* _A TAREFA_: Por favor, diga qual canção, segundo o texto fornecido, foi responsável pelo reconhecimento nacional de Cássia Eller.

* _TEXTO FORNECIDO_:
A chegada da maturidade: Entretanto, é
inevitável que nesse processo de amadurecimento o pertencimento grupal se torne
também insuficiente, com a exigência de personalização se tornando uma jornada
individual em que as conquistas exteriores (como, por exemplo, passar no
vestibular, formar-se, ter um emprego, casa própria, etc) precisam corresponder
a uma conquista interior de uma personalidade que se constrói também com as
derrotas, com o que parece ter sido em vão, mas nunca é.
É quando aportamos em Por Enquanto
(aliás, responsável pelo reconhecimento nacional de Cássia Eller no futuro, que
surgiu com uma versão dessa canção). A música é introspectiva, com o eu lírico
refletindo sobre o desafio enfrentado e percebendo que, ainda que não tenha
vencido e nada pareça ter mudado, algo mudou mesmo assim: “Mudaram as estações/
Nada mudou/ Mas eu sei que alguma coisa aconteceu/ Está tudo assim tão
diferente”. O que exatamente mudou é “por dentro” e às vezes leva-se a vida
toda para conseguir expressar o que seja e terá a forma do que chamamos de
maturidade.

* _EXTRATO DE DADOS_:
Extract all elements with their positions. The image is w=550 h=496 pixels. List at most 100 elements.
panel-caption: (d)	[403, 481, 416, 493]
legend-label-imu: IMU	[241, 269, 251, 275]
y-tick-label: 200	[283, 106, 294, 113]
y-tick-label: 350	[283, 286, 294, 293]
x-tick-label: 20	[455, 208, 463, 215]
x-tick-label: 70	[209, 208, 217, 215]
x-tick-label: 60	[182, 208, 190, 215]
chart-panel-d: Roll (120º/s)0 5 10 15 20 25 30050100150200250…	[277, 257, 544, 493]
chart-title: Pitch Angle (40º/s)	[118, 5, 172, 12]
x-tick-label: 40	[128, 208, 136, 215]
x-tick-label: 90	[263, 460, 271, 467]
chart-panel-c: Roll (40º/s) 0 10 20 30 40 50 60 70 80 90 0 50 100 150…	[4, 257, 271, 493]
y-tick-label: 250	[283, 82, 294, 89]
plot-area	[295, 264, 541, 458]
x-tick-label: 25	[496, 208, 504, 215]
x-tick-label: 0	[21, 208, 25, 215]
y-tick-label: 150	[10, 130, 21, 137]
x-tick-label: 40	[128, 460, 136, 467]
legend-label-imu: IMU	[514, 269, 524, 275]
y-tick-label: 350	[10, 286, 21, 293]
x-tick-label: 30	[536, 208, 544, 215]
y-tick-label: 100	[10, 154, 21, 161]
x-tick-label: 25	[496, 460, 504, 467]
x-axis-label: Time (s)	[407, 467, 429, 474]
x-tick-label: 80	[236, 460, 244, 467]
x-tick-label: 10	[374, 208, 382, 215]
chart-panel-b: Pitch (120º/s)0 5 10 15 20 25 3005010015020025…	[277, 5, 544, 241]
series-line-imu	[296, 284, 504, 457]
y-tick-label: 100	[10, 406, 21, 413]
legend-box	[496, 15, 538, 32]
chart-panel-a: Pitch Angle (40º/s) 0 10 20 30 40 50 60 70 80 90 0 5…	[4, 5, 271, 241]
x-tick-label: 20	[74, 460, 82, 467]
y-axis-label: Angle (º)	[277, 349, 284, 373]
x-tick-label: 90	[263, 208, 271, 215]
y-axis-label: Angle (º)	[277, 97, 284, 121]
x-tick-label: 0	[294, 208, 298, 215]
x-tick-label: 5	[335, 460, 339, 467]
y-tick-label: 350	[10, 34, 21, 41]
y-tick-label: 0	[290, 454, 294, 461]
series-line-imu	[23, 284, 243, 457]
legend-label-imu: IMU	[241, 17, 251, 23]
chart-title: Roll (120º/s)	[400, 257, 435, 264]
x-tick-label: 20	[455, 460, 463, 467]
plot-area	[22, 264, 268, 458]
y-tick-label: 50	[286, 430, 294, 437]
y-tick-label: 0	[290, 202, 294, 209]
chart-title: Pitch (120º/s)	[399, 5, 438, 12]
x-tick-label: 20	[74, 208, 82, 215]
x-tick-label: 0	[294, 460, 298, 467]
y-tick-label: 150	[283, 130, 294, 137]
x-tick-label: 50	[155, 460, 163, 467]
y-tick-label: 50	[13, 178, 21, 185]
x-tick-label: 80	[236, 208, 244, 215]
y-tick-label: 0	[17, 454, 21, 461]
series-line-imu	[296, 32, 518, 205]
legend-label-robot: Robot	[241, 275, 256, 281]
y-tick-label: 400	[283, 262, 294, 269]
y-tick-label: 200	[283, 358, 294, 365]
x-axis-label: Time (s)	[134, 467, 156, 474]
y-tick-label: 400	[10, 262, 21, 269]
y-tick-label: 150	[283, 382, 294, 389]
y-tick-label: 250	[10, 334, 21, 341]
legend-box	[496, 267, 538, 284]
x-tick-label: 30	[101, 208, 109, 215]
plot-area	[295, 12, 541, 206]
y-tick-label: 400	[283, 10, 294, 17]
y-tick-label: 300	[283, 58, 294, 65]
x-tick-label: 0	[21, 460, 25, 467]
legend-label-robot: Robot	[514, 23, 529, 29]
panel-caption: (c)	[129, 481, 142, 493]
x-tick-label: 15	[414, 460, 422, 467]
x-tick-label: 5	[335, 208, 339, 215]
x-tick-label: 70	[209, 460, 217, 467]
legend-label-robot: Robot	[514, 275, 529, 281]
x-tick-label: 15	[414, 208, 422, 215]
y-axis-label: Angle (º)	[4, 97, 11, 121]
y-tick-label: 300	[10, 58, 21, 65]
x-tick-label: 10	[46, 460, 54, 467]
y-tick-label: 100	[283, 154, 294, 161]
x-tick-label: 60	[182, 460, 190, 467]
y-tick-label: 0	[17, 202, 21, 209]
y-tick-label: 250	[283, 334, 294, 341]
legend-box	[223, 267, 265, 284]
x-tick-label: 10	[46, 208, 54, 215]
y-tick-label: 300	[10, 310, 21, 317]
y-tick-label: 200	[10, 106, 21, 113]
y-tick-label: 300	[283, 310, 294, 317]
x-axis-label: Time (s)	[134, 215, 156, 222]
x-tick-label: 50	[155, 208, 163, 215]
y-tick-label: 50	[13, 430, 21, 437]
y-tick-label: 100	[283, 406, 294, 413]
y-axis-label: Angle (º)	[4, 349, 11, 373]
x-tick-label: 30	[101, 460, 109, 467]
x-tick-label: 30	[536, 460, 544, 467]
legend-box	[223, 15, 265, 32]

* _RESPOSTA ABAIXO_: A canção "Por Enquanto".